Write out the whole listing exactly as it stands.

Records from a data collection
[BEGIN]

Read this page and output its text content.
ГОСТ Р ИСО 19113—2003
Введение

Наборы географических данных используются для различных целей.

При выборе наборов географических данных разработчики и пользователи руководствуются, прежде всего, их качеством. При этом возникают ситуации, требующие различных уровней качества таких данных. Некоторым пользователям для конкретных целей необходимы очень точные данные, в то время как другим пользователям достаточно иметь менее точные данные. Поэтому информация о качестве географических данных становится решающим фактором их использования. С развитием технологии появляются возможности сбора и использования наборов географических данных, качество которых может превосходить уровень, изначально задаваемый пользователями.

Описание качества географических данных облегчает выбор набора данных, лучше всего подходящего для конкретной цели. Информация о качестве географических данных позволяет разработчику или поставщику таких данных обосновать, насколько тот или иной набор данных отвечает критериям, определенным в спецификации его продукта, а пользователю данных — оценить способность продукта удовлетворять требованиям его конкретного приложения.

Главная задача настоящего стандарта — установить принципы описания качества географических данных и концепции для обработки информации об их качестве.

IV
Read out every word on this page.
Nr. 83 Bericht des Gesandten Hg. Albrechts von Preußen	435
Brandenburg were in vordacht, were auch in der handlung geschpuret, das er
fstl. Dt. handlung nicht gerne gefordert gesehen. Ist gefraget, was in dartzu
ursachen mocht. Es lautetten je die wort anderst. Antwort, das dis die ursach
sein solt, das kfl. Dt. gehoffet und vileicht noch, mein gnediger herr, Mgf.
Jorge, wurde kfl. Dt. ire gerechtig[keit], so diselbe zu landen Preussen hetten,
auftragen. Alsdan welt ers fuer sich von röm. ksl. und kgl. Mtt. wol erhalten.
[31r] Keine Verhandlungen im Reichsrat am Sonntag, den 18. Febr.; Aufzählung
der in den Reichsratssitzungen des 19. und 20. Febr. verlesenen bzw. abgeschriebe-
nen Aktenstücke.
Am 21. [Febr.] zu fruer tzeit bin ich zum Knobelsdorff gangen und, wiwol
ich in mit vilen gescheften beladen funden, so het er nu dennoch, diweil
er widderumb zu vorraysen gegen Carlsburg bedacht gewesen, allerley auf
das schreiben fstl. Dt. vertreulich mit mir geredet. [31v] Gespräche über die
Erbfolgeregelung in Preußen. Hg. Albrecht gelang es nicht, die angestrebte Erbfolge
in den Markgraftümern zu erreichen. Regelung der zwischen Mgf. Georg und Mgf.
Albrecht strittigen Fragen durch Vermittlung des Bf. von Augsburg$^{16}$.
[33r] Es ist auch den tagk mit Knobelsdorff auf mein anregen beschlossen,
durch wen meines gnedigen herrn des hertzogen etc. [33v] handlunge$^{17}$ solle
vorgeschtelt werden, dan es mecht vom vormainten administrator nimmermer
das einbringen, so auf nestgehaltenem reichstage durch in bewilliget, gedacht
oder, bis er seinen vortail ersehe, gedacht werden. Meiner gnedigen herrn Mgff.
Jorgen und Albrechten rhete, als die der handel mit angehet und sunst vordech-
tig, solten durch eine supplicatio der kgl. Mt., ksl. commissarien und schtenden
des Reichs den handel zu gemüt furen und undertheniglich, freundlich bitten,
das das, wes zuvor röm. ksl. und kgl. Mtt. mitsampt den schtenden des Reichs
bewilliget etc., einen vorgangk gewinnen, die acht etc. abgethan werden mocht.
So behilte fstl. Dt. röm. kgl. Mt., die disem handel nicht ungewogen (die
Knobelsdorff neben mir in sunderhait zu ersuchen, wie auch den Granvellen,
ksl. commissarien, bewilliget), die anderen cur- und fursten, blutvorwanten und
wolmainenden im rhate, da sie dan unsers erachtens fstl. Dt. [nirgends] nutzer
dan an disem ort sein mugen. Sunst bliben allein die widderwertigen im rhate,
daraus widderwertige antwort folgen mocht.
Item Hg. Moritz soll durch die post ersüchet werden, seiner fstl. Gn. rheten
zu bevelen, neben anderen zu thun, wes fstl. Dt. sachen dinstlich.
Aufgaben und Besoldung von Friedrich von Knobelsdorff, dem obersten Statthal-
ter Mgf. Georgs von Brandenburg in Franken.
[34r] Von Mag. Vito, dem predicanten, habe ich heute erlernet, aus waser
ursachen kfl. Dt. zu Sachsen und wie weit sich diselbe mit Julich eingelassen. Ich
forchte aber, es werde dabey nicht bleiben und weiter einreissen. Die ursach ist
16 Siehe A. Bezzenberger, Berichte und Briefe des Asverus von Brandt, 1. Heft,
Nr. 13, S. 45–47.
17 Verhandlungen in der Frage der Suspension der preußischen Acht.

[END]

→ Result:
Read this page and output its text content.
ГОСТ Р ИСО 19113—2003
Введение

Наборы географических данных используются для различных целей.

При выборе наборов географических данных разработчики и пользователи руководствуются, прежде всего, их качеством. При этом возникают ситуации, требующие различных уровней качества таких данных. Некоторым пользователям для конкретных целей необходимы очень точные данные, в то время как другим пользователям достаточно иметь менее точные данные. Поэтому информация о качестве географических данных становится решающим фактором их использования. С развитием технологии появляются возможности сбора и использования наборов географических данных, качество которых может превосходить уровень, изначально задаваемый пользователями.

Описание качества географических данных облегчает выбор набора данных, лучше всего подходящего для конкретной цели. Информация о качестве географических данных позволяет разработчику или поставщику таких данных обосновать, насколько тот или иной набор данных отвечает критериям, определенным в спецификации его продукта, а пользователю данных — оценить способность продукта удовлетворять требованиям его конкретного приложения.

Главная задача настоящего стандарта — установить принципы описания качества географических данных и концепции для обработки информации об их качестве.

IV
Read out every word on this page.
Nr. 83 Bericht des Gesandten Hg. Albrechts von Preußen	435
Brandenburg were in vordacht, were auch in der handlung geschpuret, das er
fstl. Dt. handlung nicht gerne gefordert gesehen. Ist gefraget, was in dartzu
ursachen mocht. Es lautetten je die wort anderst. Antwort, das dis die ursach
sein solt, das kfl. Dt. gehoffet und vileicht noch, mein gnediger herr, Mgf.
Jorge, wurde kfl. Dt. ire gerechtig[keit], so diselbe zu landen Preussen hetten,
auftragen. Alsdan welt ers fuer sich von röm. ksl. und kgl. Mtt. wol erhalten.
[31r] Keine Verhandlungen im Reichsrat am Sonntag, den 18. Febr.; Aufzählung
der in den Reichsratssitzungen des 19. und 20. Febr. verlesenen bzw. abgeschriebe-
nen Aktenstücke.
Am 21. [Febr.] zu fruer tzeit bin ich zum Knobelsdorff gangen und, wiwol
ich in mit vilen gescheften beladen funden, so het er nu dennoch, diweil
er widderumb zu vorraysen gegen Carlsburg bedacht gewesen, allerley auf
das schreiben fstl. Dt. vertreulich mit mir geredet. [31v] Gespräche über die
Erbfolgeregelung in Preußen. Hg. Albrecht gelang es nicht, die angestrebte Erbfolge
in den Markgraftümern zu erreichen. Regelung der zwischen Mgf. Georg und Mgf.
Albrecht strittigen Fragen durch Vermittlung des Bf. von Augsburg$^{16}$.
[33r] Es ist auch den tagk mit Knobelsdorff auf mein anregen beschlossen,
durch wen meines gnedigen herrn des hertzogen etc. [33v] handlunge$^{17}$ solle
vorgeschtelt werden, dan es mecht vom vormainten administrator nimmermer
das einbringen, so auf nestgehaltenem reichstage durch in bewilliget, gedacht
oder, bis er seinen vortail ersehe, gedacht werden. Meiner gnedigen herrn Mgff.
Jorgen und Albrechten rhete, als die der handel mit angehet und sunst vordech-
tig, solten durch eine supplicatio der kgl. Mt., ksl. commissarien und schtenden
des Reichs den handel zu gemüt furen und undertheniglich, freundlich bitten,
das das, wes zuvor röm. ksl. und kgl. Mtt. mitsampt den schtenden des Reichs
bewilliget etc., einen vorgangk gewinnen, die acht etc. abgethan werden mocht.
So behilte fstl. Dt. röm. kgl. Mt., die disem handel nicht ungewogen (die
Knobelsdorff neben mir in sunderhait zu ersuchen, wie auch den Granvellen,
ksl. commissarien, bewilliget), die anderen cur- und fursten, blutvorwanten und
wolmainenden im rhate, da sie dan unsers erachtens fstl. Dt. [nirgends] nutzer
dan an disem ort sein mugen. Sunst bliben allein die widderwertigen im rhate,
daraus widderwertige antwort folgen mocht.
Item Hg. Moritz soll durch die post ersüchet werden, seiner fstl. Gn. rheten
zu bevelen, neben anderen zu thun, wes fstl. Dt. sachen dinstlich.
Aufgaben und Besoldung von Friedrich von Knobelsdorff, dem obersten Statthal-
ter Mgf. Georgs von Brandenburg in Franken.
[34r] Von Mag. Vito, dem predicanten, habe ich heute erlernet, aus waser
ursachen kfl. Dt. zu Sachsen und wie weit sich diselbe mit Julich eingelassen. Ich
forchte aber, es werde dabey nicht bleiben und weiter einreissen. Die ursach ist
16 Siehe A. Bezzenberger, Berichte und Briefe des Asverus von Brandt, 1. Heft,
Nr. 13, S. 45–47.
17 Verhandlungen in der Frage der Suspension der preußischen Acht.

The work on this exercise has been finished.